§ **Provided material**:

::::

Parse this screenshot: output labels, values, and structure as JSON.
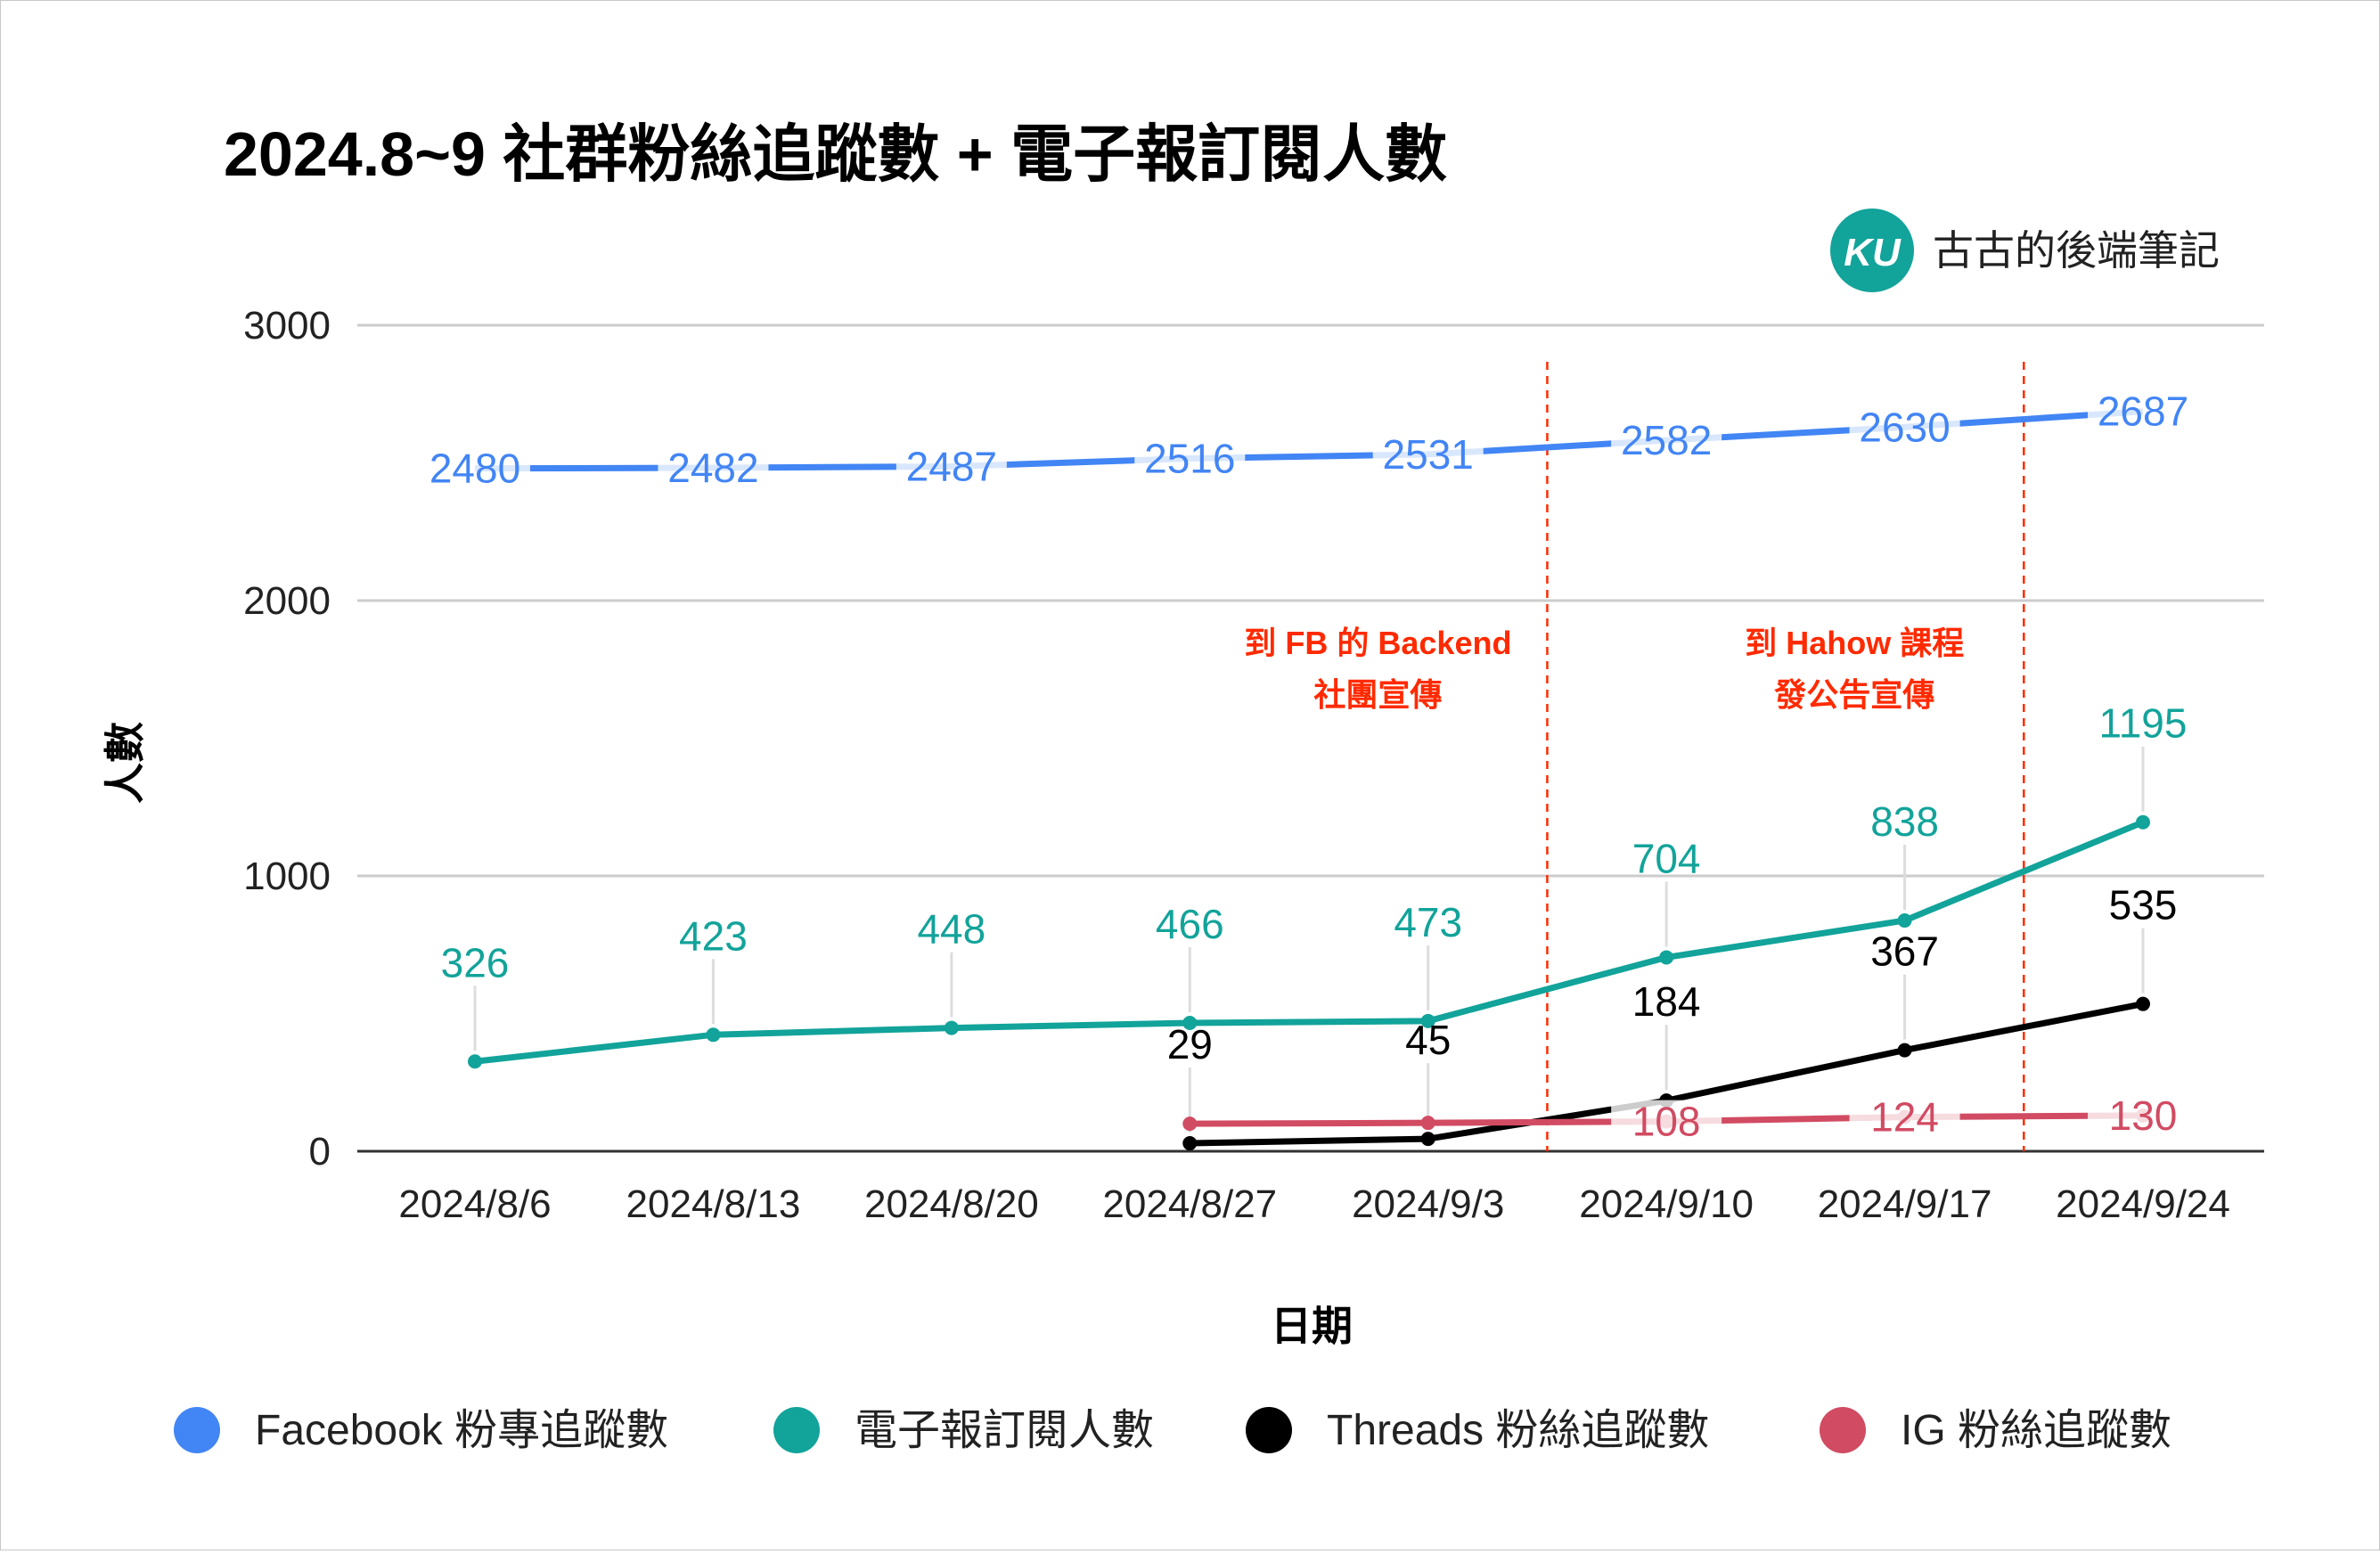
{
  "chart_data": {
    "type": "line",
    "title": "2024.8~9 社群粉絲追蹤數 + 電子報訂閱人數",
    "xlabel": "日期",
    "ylabel": "人數",
    "ylim": [
      0,
      3000
    ],
    "yticks": [
      "0",
      "1000",
      "2000",
      "3000"
    ],
    "grid": true,
    "legend_position": "bottom",
    "categories": [
      "2024/8/6",
      "2024/8/13",
      "2024/8/20",
      "2024/8/27",
      "2024/9/3",
      "2024/9/10",
      "2024/9/17",
      "2024/9/24"
    ],
    "series": [
      {
        "name": "Facebook 粉專追蹤數",
        "color": "#4285f4",
        "values": [
          2480,
          2482,
          2487,
          2516,
          2531,
          2582,
          2630,
          2687
        ]
      },
      {
        "name": "電子報訂閱人數",
        "color": "#12a39a",
        "values": [
          326,
          423,
          448,
          466,
          473,
          704,
          838,
          1195
        ]
      },
      {
        "name": "Threads 粉絲追蹤數",
        "color": "#000000",
        "values": [
          null,
          null,
          null,
          29,
          45,
          184,
          367,
          535
        ]
      },
      {
        "name": "IG 粉絲追蹤數",
        "color": "#d14b62",
        "values": [
          null,
          null,
          null,
          100,
          103,
          108,
          124,
          130
        ],
        "labels": [
          "",
          "",
          "",
          "",
          "",
          "108",
          "124",
          "130"
        ]
      }
    ],
    "annotations": [
      {
        "lines": [
          "到 FB 的 Backend",
          "社團宣傳"
        ],
        "between": [
          "2024/9/3",
          "2024/9/10"
        ],
        "color": "#ff2a00"
      },
      {
        "lines": [
          "到 Hahow 課程",
          "發公告宣傳"
        ],
        "between": [
          "2024/9/17",
          "2024/9/24"
        ],
        "color": "#ff2a00"
      }
    ]
  },
  "brand": {
    "logo_text": "KU",
    "name": "古古的後端筆記",
    "logo_color": "#12a39a"
  }
}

::::

§ **Aim of the task**: Omit all pictures while transcribing the entries verbatim.

§ **Solution for this problem**:
Parse this screenshot: output labels, values, and structure as JSON.
{
  "chart_data": {
    "type": "line",
    "title": "2024.8~9 社群粉絲追蹤數 + 電子報訂閱人數",
    "xlabel": "日期",
    "ylabel": "人數",
    "ylim": [
      0,
      3000
    ],
    "yticks": [
      "0",
      "1000",
      "2000",
      "3000"
    ],
    "grid": true,
    "legend_position": "bottom",
    "categories": [
      "2024/8/6",
      "2024/8/13",
      "2024/8/20",
      "2024/8/27",
      "2024/9/3",
      "2024/9/10",
      "2024/9/17",
      "2024/9/24"
    ],
    "series": [
      {
        "name": "Facebook 粉專追蹤數",
        "color": "#4285f4",
        "values": [
          2480,
          2482,
          2487,
          2516,
          2531,
          2582,
          2630,
          2687
        ]
      },
      {
        "name": "電子報訂閱人數",
        "color": "#12a39a",
        "values": [
          326,
          423,
          448,
          466,
          473,
          704,
          838,
          1195
        ]
      },
      {
        "name": "Threads 粉絲追蹤數",
        "color": "#000000",
        "values": [
          null,
          null,
          null,
          29,
          45,
          184,
          367,
          535
        ]
      },
      {
        "name": "IG 粉絲追蹤數",
        "color": "#d14b62",
        "values": [
          null,
          null,
          null,
          100,
          103,
          108,
          124,
          130
        ],
        "labels": [
          "",
          "",
          "",
          "",
          "",
          "108",
          "124",
          "130"
        ]
      }
    ],
    "annotations": [
      {
        "lines": [
          "到 FB 的 Backend",
          "社團宣傳"
        ],
        "between": [
          "2024/9/3",
          "2024/9/10"
        ],
        "color": "#ff2a00"
      },
      {
        "lines": [
          "到 Hahow 課程",
          "發公告宣傳"
        ],
        "between": [
          "2024/9/17",
          "2024/9/24"
        ],
        "color": "#ff2a00"
      }
    ]
  },
  "brand": {
    "logo_text": "KU",
    "name": "古古的後端筆記",
    "logo_color": "#12a39a"
  }
}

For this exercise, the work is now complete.